■ Task to complete ■
Your job is to retype all of the data word for word, leaving every image out.

■ Information supplied ■
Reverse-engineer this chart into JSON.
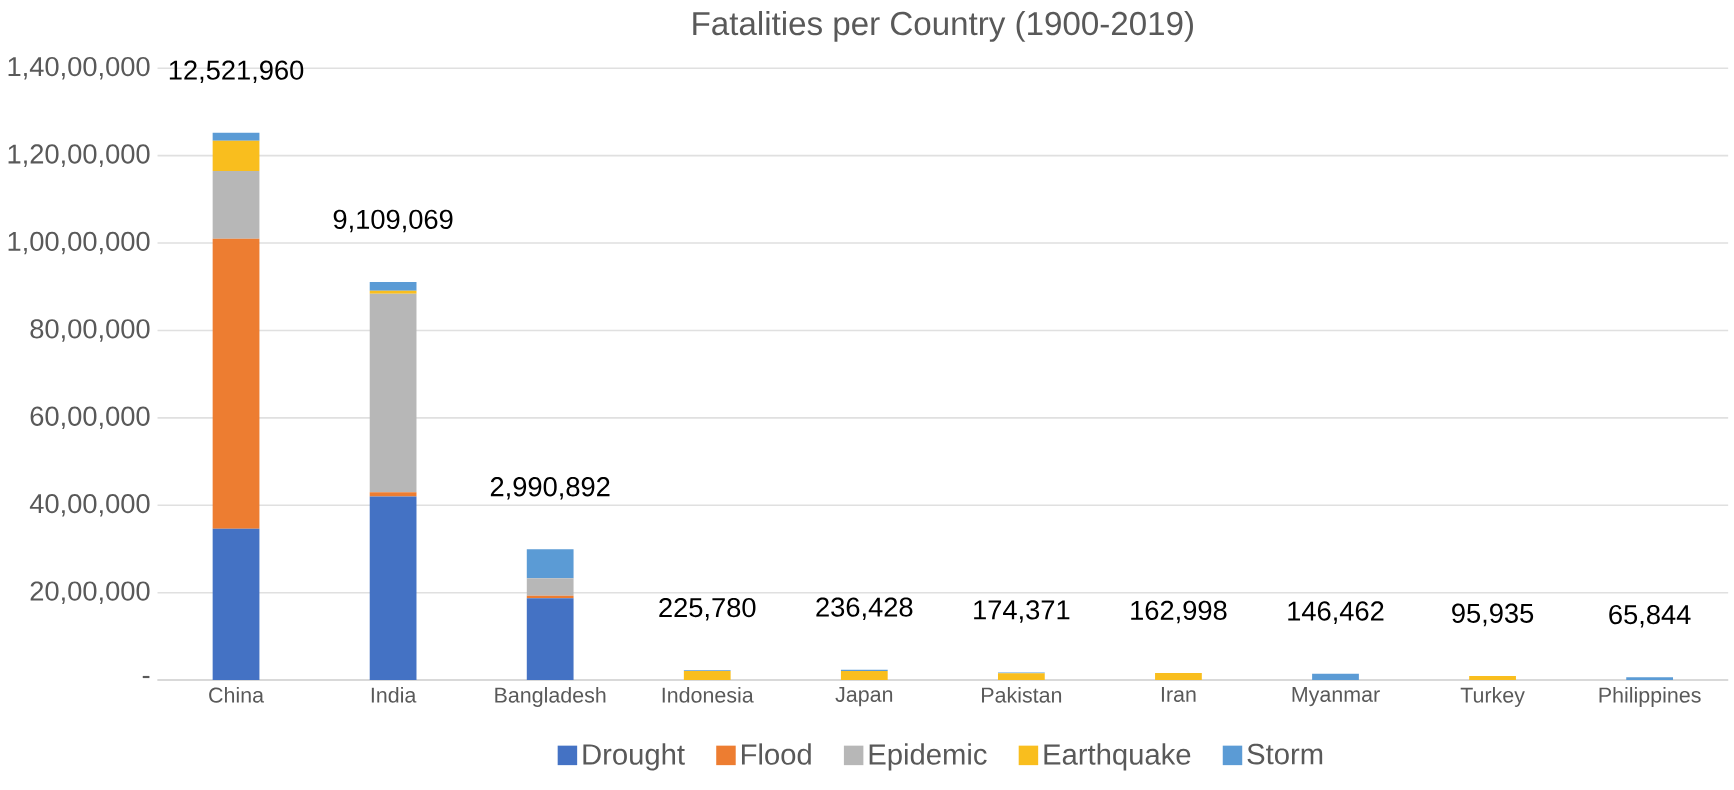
{
  "chart_data": {
    "type": "bar",
    "title": "Fatalities per Country (1900-2019)",
    "stacked": true,
    "grid": "y",
    "legend": "bottom",
    "categories": [
      "China",
      "India",
      "Bangladesh",
      "Indonesia",
      "Japan",
      "Pakistan",
      "Iran",
      "Myanmar",
      "Turkey",
      "Philippines"
    ],
    "series": [
      {
        "name": "Drought",
        "color": "#4472c4",
        "values": [
          3460000,
          4200000,
          1870000,
          0,
          0,
          0,
          0,
          0,
          0,
          0
        ]
      },
      {
        "name": "Flood",
        "color": "#ed7d31",
        "values": [
          6640000,
          100000,
          60000,
          0,
          0,
          0,
          0,
          0,
          0,
          0
        ]
      },
      {
        "name": "Epidemic",
        "color": "#b7b7b7",
        "values": [
          1550000,
          4540000,
          400000,
          0,
          0,
          0,
          0,
          0,
          0,
          0
        ]
      },
      {
        "name": "Earthquake",
        "color": "#f9be1e",
        "values": [
          690000,
          70000,
          0,
          205780,
          206428,
          154371,
          162998,
          0,
          95935,
          0
        ]
      },
      {
        "name": "Storm",
        "color": "#5b9bd5",
        "values": [
          181960,
          199069,
          660892,
          20000,
          30000,
          20000,
          0,
          146462,
          0,
          65844
        ]
      }
    ],
    "totals": [
      "12,521,960",
      "9,109,069",
      "2,990,892",
      "225,780",
      "236,428",
      "174,371",
      "162,998",
      "146,462",
      "95,935",
      "65,844"
    ],
    "ylim": [
      0,
      14000000
    ],
    "yticks": [
      {
        "value": 0,
        "label": "-"
      },
      {
        "value": 2000000,
        "label": "20,00,000"
      },
      {
        "value": 4000000,
        "label": "40,00,000"
      },
      {
        "value": 6000000,
        "label": "60,00,000"
      },
      {
        "value": 8000000,
        "label": "80,00,000"
      },
      {
        "value": 10000000,
        "label": "1,00,00,000"
      },
      {
        "value": 12000000,
        "label": "1,20,00,000"
      },
      {
        "value": 14000000,
        "label": "1,40,00,000"
      }
    ]
  }
}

■ Result for this task ■
Reverse-engineer this chart into JSON.
{
  "chart_data": {
    "type": "bar",
    "title": "Fatalities per Country (1900-2019)",
    "stacked": true,
    "grid": "y",
    "legend": "bottom",
    "categories": [
      "China",
      "India",
      "Bangladesh",
      "Indonesia",
      "Japan",
      "Pakistan",
      "Iran",
      "Myanmar",
      "Turkey",
      "Philippines"
    ],
    "series": [
      {
        "name": "Drought",
        "color": "#4472c4",
        "values": [
          3460000,
          4200000,
          1870000,
          0,
          0,
          0,
          0,
          0,
          0,
          0
        ]
      },
      {
        "name": "Flood",
        "color": "#ed7d31",
        "values": [
          6640000,
          100000,
          60000,
          0,
          0,
          0,
          0,
          0,
          0,
          0
        ]
      },
      {
        "name": "Epidemic",
        "color": "#b7b7b7",
        "values": [
          1550000,
          4540000,
          400000,
          0,
          0,
          0,
          0,
          0,
          0,
          0
        ]
      },
      {
        "name": "Earthquake",
        "color": "#f9be1e",
        "values": [
          690000,
          70000,
          0,
          205780,
          206428,
          154371,
          162998,
          0,
          95935,
          0
        ]
      },
      {
        "name": "Storm",
        "color": "#5b9bd5",
        "values": [
          181960,
          199069,
          660892,
          20000,
          30000,
          20000,
          0,
          146462,
          0,
          65844
        ]
      }
    ],
    "totals": [
      "12,521,960",
      "9,109,069",
      "2,990,892",
      "225,780",
      "236,428",
      "174,371",
      "162,998",
      "146,462",
      "95,935",
      "65,844"
    ],
    "ylim": [
      0,
      14000000
    ],
    "yticks": [
      {
        "value": 0,
        "label": "-"
      },
      {
        "value": 2000000,
        "label": "20,00,000"
      },
      {
        "value": 4000000,
        "label": "40,00,000"
      },
      {
        "value": 6000000,
        "label": "60,00,000"
      },
      {
        "value": 8000000,
        "label": "80,00,000"
      },
      {
        "value": 10000000,
        "label": "1,00,00,000"
      },
      {
        "value": 12000000,
        "label": "1,20,00,000"
      },
      {
        "value": 14000000,
        "label": "1,40,00,000"
      }
    ]
  }
}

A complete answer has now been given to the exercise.